[Task description] Print every entry exactly as written and exclude all images.

[Information]
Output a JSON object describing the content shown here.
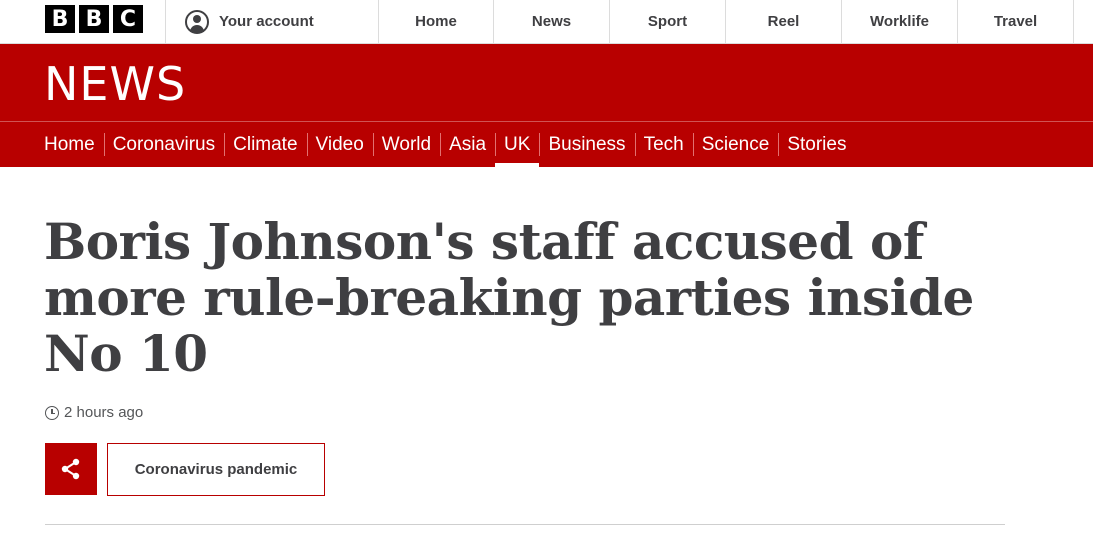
{
  "brand": {
    "logo_letters": [
      "B",
      "B",
      "C"
    ],
    "section_title": "NEWS",
    "accent_color": "#b80000"
  },
  "account": {
    "label": "Your account",
    "icon": "user-account-icon"
  },
  "global_nav": {
    "items": [
      "Home",
      "News",
      "Sport",
      "Reel",
      "Worklife",
      "Travel"
    ]
  },
  "news_nav": {
    "items": [
      "Home",
      "Coronavirus",
      "Climate",
      "Video",
      "World",
      "Asia",
      "UK",
      "Business",
      "Tech",
      "Science",
      "Stories"
    ],
    "active": "UK"
  },
  "article": {
    "headline": "Boris Johnson's staff accused of more rule-breaking parties inside No 10",
    "timestamp": "2 hours ago",
    "timestamp_icon": "clock-icon",
    "share_icon": "share-icon",
    "topic_tag": "Coronavirus pandemic"
  }
}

[Worked solution]
Output a JSON object describing the content shown here.
{
  "brand": {
    "logo_letters": [
      "B",
      "B",
      "C"
    ],
    "section_title": "NEWS",
    "accent_color": "#b80000"
  },
  "account": {
    "label": "Your account",
    "icon": "user-account-icon"
  },
  "global_nav": {
    "items": [
      "Home",
      "News",
      "Sport",
      "Reel",
      "Worklife",
      "Travel"
    ]
  },
  "news_nav": {
    "items": [
      "Home",
      "Coronavirus",
      "Climate",
      "Video",
      "World",
      "Asia",
      "UK",
      "Business",
      "Tech",
      "Science",
      "Stories"
    ],
    "active": "UK"
  },
  "article": {
    "headline": "Boris Johnson's staff accused of more rule-breaking parties inside No 10",
    "timestamp": "2 hours ago",
    "timestamp_icon": "clock-icon",
    "share_icon": "share-icon",
    "topic_tag": "Coronavirus pandemic"
  }
}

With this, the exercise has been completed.